Task description
Write the records out again, precisely as they stand.

Collected data
>>>
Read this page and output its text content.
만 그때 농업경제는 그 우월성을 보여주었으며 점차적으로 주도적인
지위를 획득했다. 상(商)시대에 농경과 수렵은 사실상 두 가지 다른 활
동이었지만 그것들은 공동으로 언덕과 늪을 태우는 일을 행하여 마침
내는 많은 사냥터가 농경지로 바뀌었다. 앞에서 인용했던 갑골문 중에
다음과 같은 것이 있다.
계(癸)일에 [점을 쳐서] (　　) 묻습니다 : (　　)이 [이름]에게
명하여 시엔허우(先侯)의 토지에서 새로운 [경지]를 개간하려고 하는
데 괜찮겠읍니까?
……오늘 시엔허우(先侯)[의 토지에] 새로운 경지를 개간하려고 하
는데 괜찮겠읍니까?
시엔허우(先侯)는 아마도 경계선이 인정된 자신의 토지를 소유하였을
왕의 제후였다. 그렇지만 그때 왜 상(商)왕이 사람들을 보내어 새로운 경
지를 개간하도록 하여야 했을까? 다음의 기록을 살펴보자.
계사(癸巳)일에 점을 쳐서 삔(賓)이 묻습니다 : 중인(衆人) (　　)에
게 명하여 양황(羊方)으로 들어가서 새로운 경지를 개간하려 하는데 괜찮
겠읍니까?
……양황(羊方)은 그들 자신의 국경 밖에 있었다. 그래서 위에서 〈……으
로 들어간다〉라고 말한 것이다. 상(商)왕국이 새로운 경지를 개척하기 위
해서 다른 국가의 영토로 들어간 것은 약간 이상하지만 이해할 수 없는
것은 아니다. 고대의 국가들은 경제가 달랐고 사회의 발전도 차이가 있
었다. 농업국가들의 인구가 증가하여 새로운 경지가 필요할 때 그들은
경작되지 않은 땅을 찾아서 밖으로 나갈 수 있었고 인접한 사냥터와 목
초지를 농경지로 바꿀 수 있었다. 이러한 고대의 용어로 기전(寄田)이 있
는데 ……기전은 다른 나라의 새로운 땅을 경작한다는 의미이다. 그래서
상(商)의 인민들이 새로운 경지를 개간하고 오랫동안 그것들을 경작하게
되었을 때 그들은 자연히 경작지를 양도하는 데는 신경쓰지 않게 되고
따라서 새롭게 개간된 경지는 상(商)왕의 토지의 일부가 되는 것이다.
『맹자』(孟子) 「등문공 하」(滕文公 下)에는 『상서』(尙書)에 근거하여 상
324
<<<
Written solution
Read this page and output its text content.
만 그때 농업경제는 그 우월성을 보여주었으며 점차적으로 주도적인
지위를 획득했다. 상(商)시대에 농경과 수렵은 사실상 두 가지 다른 활
동이었지만 그것들은 공동으로 언덕과 늪을 태우는 일을 행하여 마침
내는 많은 사냥터가 농경지로 바뀌었다. 앞에서 인용했던 갑골문 중에
다음과 같은 것이 있다.
계(癸)일에 [점을 쳐서] (　　) 묻습니다 : (　　)이 [이름]에게
명하여 시엔허우(先侯)의 토지에서 새로운 [경지]를 개간하려고 하는
데 괜찮겠읍니까?
……오늘 시엔허우(先侯)[의 토지에] 새로운 경지를 개간하려고 하
는데 괜찮겠읍니까?
시엔허우(先侯)는 아마도 경계선이 인정된 자신의 토지를 소유하였을
왕의 제후였다. 그렇지만 그때 왜 상(商)왕이 사람들을 보내어 새로운 경
지를 개간하도록 하여야 했을까? 다음의 기록을 살펴보자.
계사(癸巳)일에 점을 쳐서 삔(賓)이 묻습니다 : 중인(衆人) (　　)에
게 명하여 양황(羊方)으로 들어가서 새로운 경지를 개간하려 하는데 괜찮
겠읍니까?
……양황(羊方)은 그들 자신의 국경 밖에 있었다. 그래서 위에서 〈……으
로 들어간다〉라고 말한 것이다. 상(商)왕국이 새로운 경지를 개척하기 위
해서 다른 국가의 영토로 들어간 것은 약간 이상하지만 이해할 수 없는
것은 아니다. 고대의 국가들은 경제가 달랐고 사회의 발전도 차이가 있
었다. 농업국가들의 인구가 증가하여 새로운 경지가 필요할 때 그들은
경작되지 않은 땅을 찾아서 밖으로 나갈 수 있었고 인접한 사냥터와 목
초지를 농경지로 바꿀 수 있었다. 이러한 고대의 용어로 기전(寄田)이 있
는데 ……기전은 다른 나라의 새로운 땅을 경작한다는 의미이다. 그래서
상(商)의 인민들이 새로운 경지를 개간하고 오랫동안 그것들을 경작하게
되었을 때 그들은 자연히 경작지를 양도하는 데는 신경쓰지 않게 되고
따라서 새롭게 개간된 경지는 상(商)왕의 토지의 일부가 되는 것이다.
『맹자』(孟子) 「등문공 하」(滕文公 下)에는 『상서』(尙書)에 근거하여 상
324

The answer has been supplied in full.